_Goal_
Search the data below for "Internal"; list each line that holds it.

_Provided information_
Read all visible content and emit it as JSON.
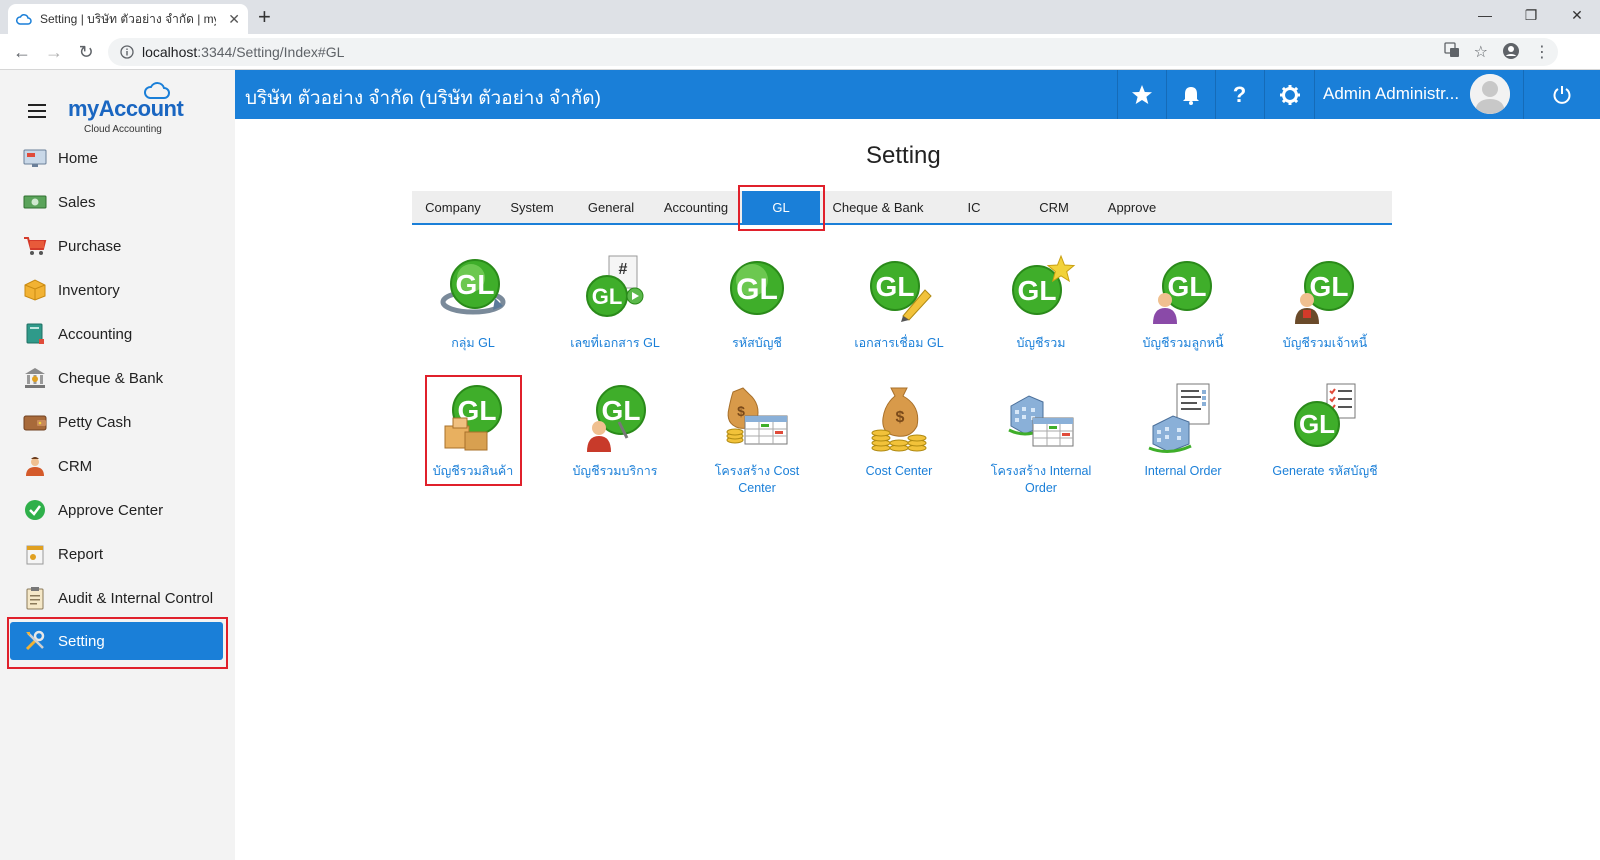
{
  "browser": {
    "tab_title": "Setting | บริษัท ตัวอย่าง จำกัด | myA",
    "url_host": "localhost",
    "url_rest": ":3344/Setting/Index#GL"
  },
  "sidebar": {
    "logo_my": "my",
    "logo_account": "Account",
    "logo_sub": "Cloud Accounting",
    "items": [
      {
        "label": "Home",
        "icon": "home-icon"
      },
      {
        "label": "Sales",
        "icon": "cash-icon"
      },
      {
        "label": "Purchase",
        "icon": "cart-icon"
      },
      {
        "label": "Inventory",
        "icon": "box-icon"
      },
      {
        "label": "Accounting",
        "icon": "book-icon"
      },
      {
        "label": "Cheque & Bank",
        "icon": "bank-icon"
      },
      {
        "label": "Petty Cash",
        "icon": "wallet-icon"
      },
      {
        "label": "CRM",
        "icon": "people-icon"
      },
      {
        "label": "Approve Center",
        "icon": "check-icon"
      },
      {
        "label": "Report",
        "icon": "report-icon"
      },
      {
        "label": "Audit & Internal Control",
        "icon": "clipboard-icon"
      },
      {
        "label": "Setting",
        "icon": "tools-icon"
      }
    ]
  },
  "header": {
    "company": "บริษัท ตัวอย่าง จำกัด (บริษัท ตัวอย่าง จำกัด)",
    "user": "Admin Administr..."
  },
  "main": {
    "title": "Setting",
    "tabs": [
      "Company",
      "System",
      "General",
      "Accounting",
      "GL",
      "Cheque & Bank",
      "IC",
      "CRM",
      "Approve"
    ],
    "active_tab": "GL",
    "row1": [
      "กลุ่ม GL",
      "เลขที่เอกสาร GL",
      "รหัสบัญชี",
      "เอกสารเชื่อม GL",
      "บัญชีรวม",
      "บัญชีรวมลูกหนี้",
      "บัญชีรวมเจ้าหนี้"
    ],
    "row2": [
      [
        "บัญชีรวมสินค้า"
      ],
      [
        "บัญชีรวมบริการ"
      ],
      [
        "โครงสร้าง Cost",
        "Center"
      ],
      [
        "Cost Center"
      ],
      [
        "โครงสร้าง Internal",
        "Order"
      ],
      [
        "Internal Order"
      ],
      [
        "Generate รหัสบัญชี"
      ]
    ]
  },
  "colors": {
    "brand_blue": "#1a7fd8",
    "highlight_red": "#e0202b",
    "gl_green": "#3fae2a"
  }
}
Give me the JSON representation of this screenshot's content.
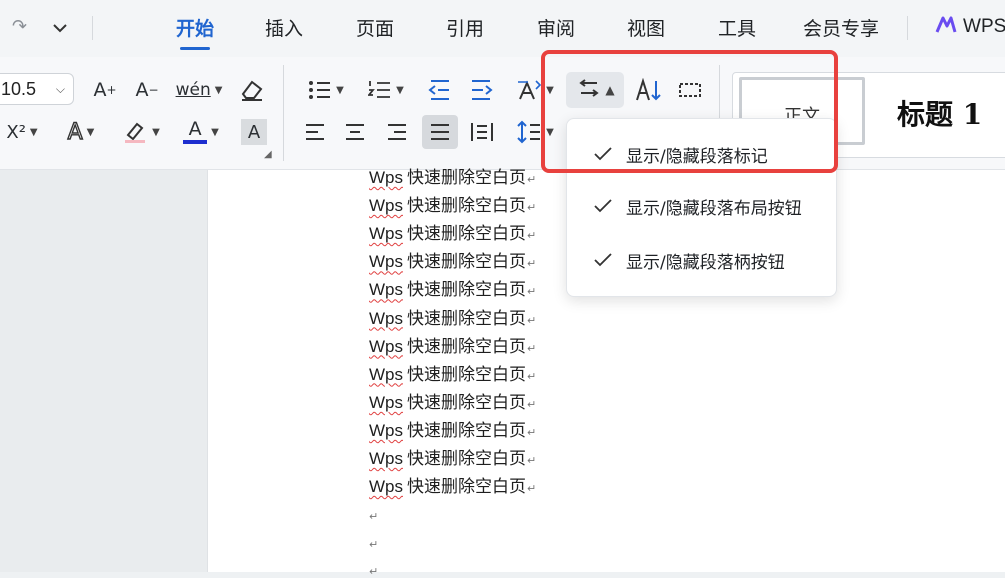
{
  "tabs": [
    {
      "label": "开始",
      "active": true
    },
    {
      "label": "插入"
    },
    {
      "label": "页面"
    },
    {
      "label": "引用"
    },
    {
      "label": "审阅"
    },
    {
      "label": "视图"
    },
    {
      "label": "工具"
    },
    {
      "label": "会员专享"
    }
  ],
  "brand": {
    "label": "WPS"
  },
  "ribbon": {
    "font_size": "10.5",
    "style_normal": "正文",
    "style_heading1": "标题 1",
    "grow_font": "A",
    "shrink_font": "A",
    "phonetic": "wén",
    "superscript": "X²",
    "text_effect": "A",
    "font_color": "A",
    "char_shading": "A"
  },
  "menu": {
    "items": [
      {
        "label": "显示/隐藏段落标记",
        "checked": true
      },
      {
        "label": "显示/隐藏段落布局按钮",
        "checked": true
      },
      {
        "label": "显示/隐藏段落柄按钮",
        "checked": true
      }
    ]
  },
  "document": {
    "line_word": "Wps",
    "line_text": "快速删除空白页",
    "paragraph_mark": "↵",
    "line_count": 12
  },
  "colors": {
    "accent": "#2065d0",
    "highlight": "#e8413e",
    "font_color_bar": "#1d2ecf"
  }
}
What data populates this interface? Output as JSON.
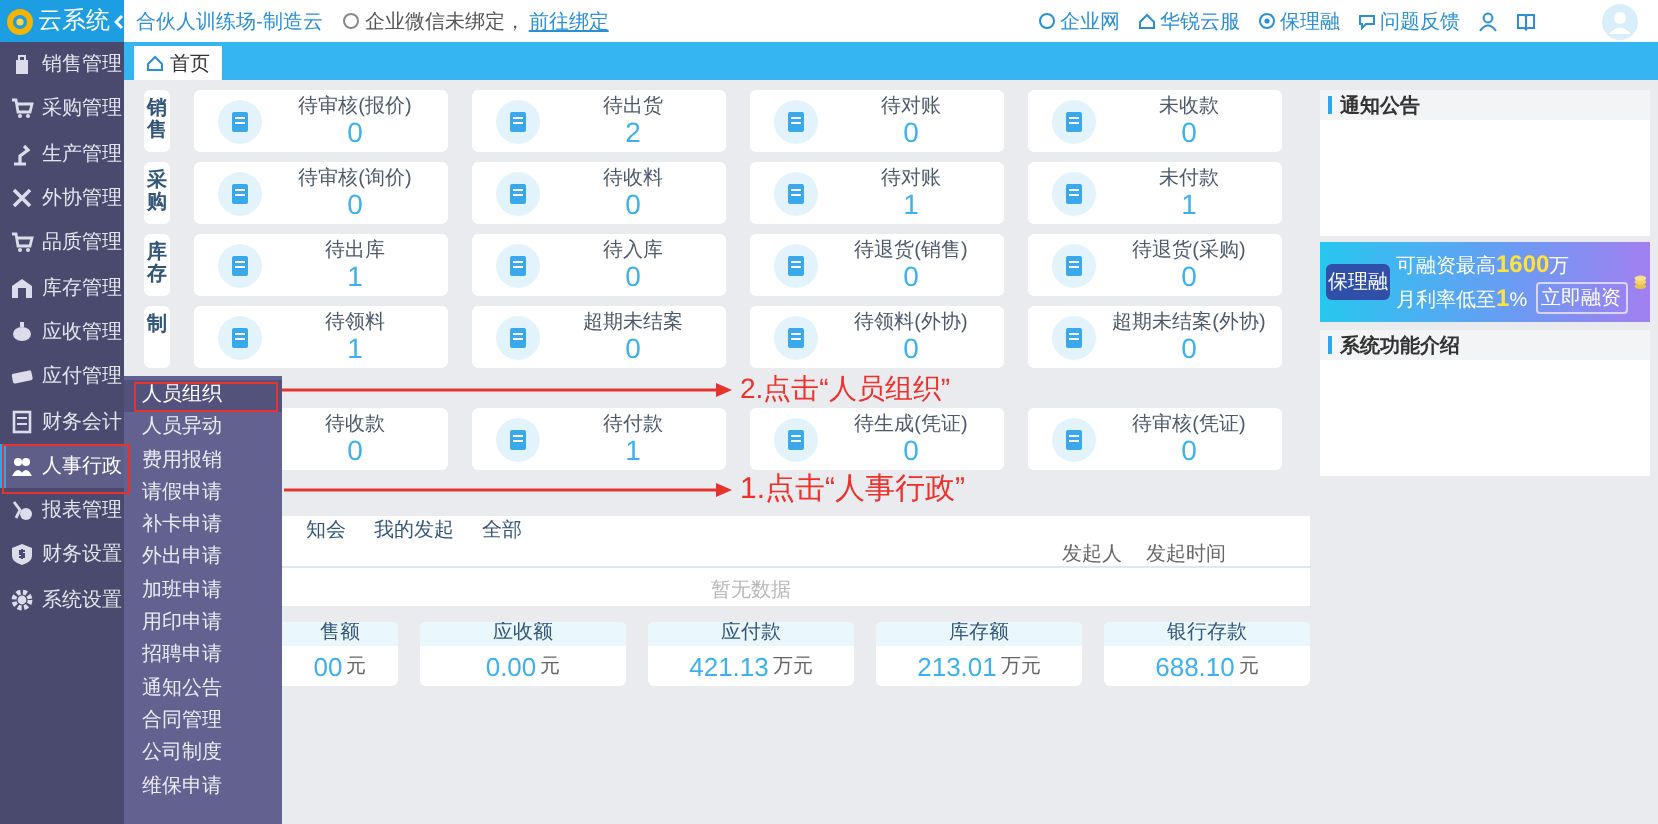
{
  "app": {
    "name": "云系统"
  },
  "header": {
    "title": "合伙人训练场-制造云",
    "notice": "企业微信未绑定，",
    "notice_link": "前往绑定",
    "links": [
      {
        "label": "企业网"
      },
      {
        "label": "华锐云服"
      },
      {
        "label": "保理融"
      },
      {
        "label": "问题反馈"
      }
    ]
  },
  "tabs": [
    {
      "label": "首页",
      "selected": true
    }
  ],
  "sidebar": {
    "items": [
      {
        "label": "销售管理",
        "selected": false
      },
      {
        "label": "采购管理",
        "selected": false
      },
      {
        "label": "生产管理",
        "selected": false
      },
      {
        "label": "外协管理",
        "selected": false
      },
      {
        "label": "品质管理",
        "selected": false
      },
      {
        "label": "库存管理",
        "selected": false
      },
      {
        "label": "应收管理",
        "selected": false
      },
      {
        "label": "应付管理",
        "selected": false
      },
      {
        "label": "财务会计",
        "selected": false
      },
      {
        "label": "人事行政",
        "selected": true
      },
      {
        "label": "报表管理",
        "selected": false
      },
      {
        "label": "财务设置",
        "selected": false
      },
      {
        "label": "系统设置",
        "selected": false
      }
    ]
  },
  "submenu": {
    "items": [
      {
        "label": "人员组织",
        "selected": true
      },
      {
        "label": "人员异动",
        "selected": false
      },
      {
        "label": "费用报销",
        "selected": false
      },
      {
        "label": "请假申请",
        "selected": false
      },
      {
        "label": "补卡申请",
        "selected": false
      },
      {
        "label": "外出申请",
        "selected": false
      },
      {
        "label": "加班申请",
        "selected": false
      },
      {
        "label": "用印申请",
        "selected": false
      },
      {
        "label": "招聘申请",
        "selected": false
      },
      {
        "label": "通知公告",
        "selected": false
      },
      {
        "label": "合同管理",
        "selected": false
      },
      {
        "label": "公司制度",
        "selected": false
      },
      {
        "label": "维保申请",
        "selected": false
      }
    ]
  },
  "dashboard": {
    "groups": [
      {
        "label": "销售",
        "cards": [
          {
            "title": "待审核(报价)",
            "value": "0"
          },
          {
            "title": "待出货",
            "value": "2"
          },
          {
            "title": "待对账",
            "value": "0"
          },
          {
            "title": "未收款",
            "value": "0"
          }
        ]
      },
      {
        "label": "采购",
        "cards": [
          {
            "title": "待审核(询价)",
            "value": "0"
          },
          {
            "title": "待收料",
            "value": "0"
          },
          {
            "title": "待对账",
            "value": "1"
          },
          {
            "title": "未付款",
            "value": "1"
          }
        ]
      },
      {
        "label": "库存",
        "cards": [
          {
            "title": "待出库",
            "value": "1"
          },
          {
            "title": "待入库",
            "value": "0"
          },
          {
            "title": "待退货(销售)",
            "value": "0"
          },
          {
            "title": "待退货(采购)",
            "value": "0"
          }
        ]
      },
      {
        "label": "制",
        "cards": [
          {
            "title": "待领料",
            "value": "1"
          },
          {
            "title": "超期未结案",
            "value": "0"
          },
          {
            "title": "待领料(外协)",
            "value": "0"
          },
          {
            "title": "超期未结案(外协)",
            "value": "0"
          }
        ]
      },
      {
        "cards": [
          {
            "title": "待收款",
            "value": "0"
          },
          {
            "title": "待付款",
            "value": "1"
          },
          {
            "title": "待生成(凭证)",
            "value": "0"
          },
          {
            "title": "待审核(凭证)",
            "value": "0"
          }
        ]
      }
    ]
  },
  "tasks": {
    "tabs": [
      {
        "label": "知会",
        "selected": false
      },
      {
        "label": "我的发起",
        "selected": false
      },
      {
        "label": "全部",
        "selected": false
      }
    ],
    "columns": [
      "发起人",
      "发起时间"
    ],
    "empty_text": "暂无数据"
  },
  "stats": [
    {
      "label": "售额",
      "value": "00",
      "unit": "元"
    },
    {
      "label": "应收额",
      "value": "0.00",
      "unit": "元"
    },
    {
      "label": "应付款",
      "value": "421.13",
      "unit": "万元"
    },
    {
      "label": "库存额",
      "value": "213.01",
      "unit": "万元"
    },
    {
      "label": "银行存款",
      "value": "688.10",
      "unit": "元"
    }
  ],
  "right_panel": {
    "notice_title": "通知公告",
    "banner": {
      "badge": "保理融",
      "line1": "可融资最高**1600**万",
      "line2": "月利率低至**1**%",
      "button": "立即融资"
    },
    "intro_title": "系统功能介绍"
  },
  "annotations": [
    {
      "text": "2.点击“人员组织”"
    },
    {
      "text": "1.点击“人事行政”"
    }
  ]
}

_Full output_
        "label": "Audit & Internal Control",
        "โครงสร้าง Internal",
        "Internal Order"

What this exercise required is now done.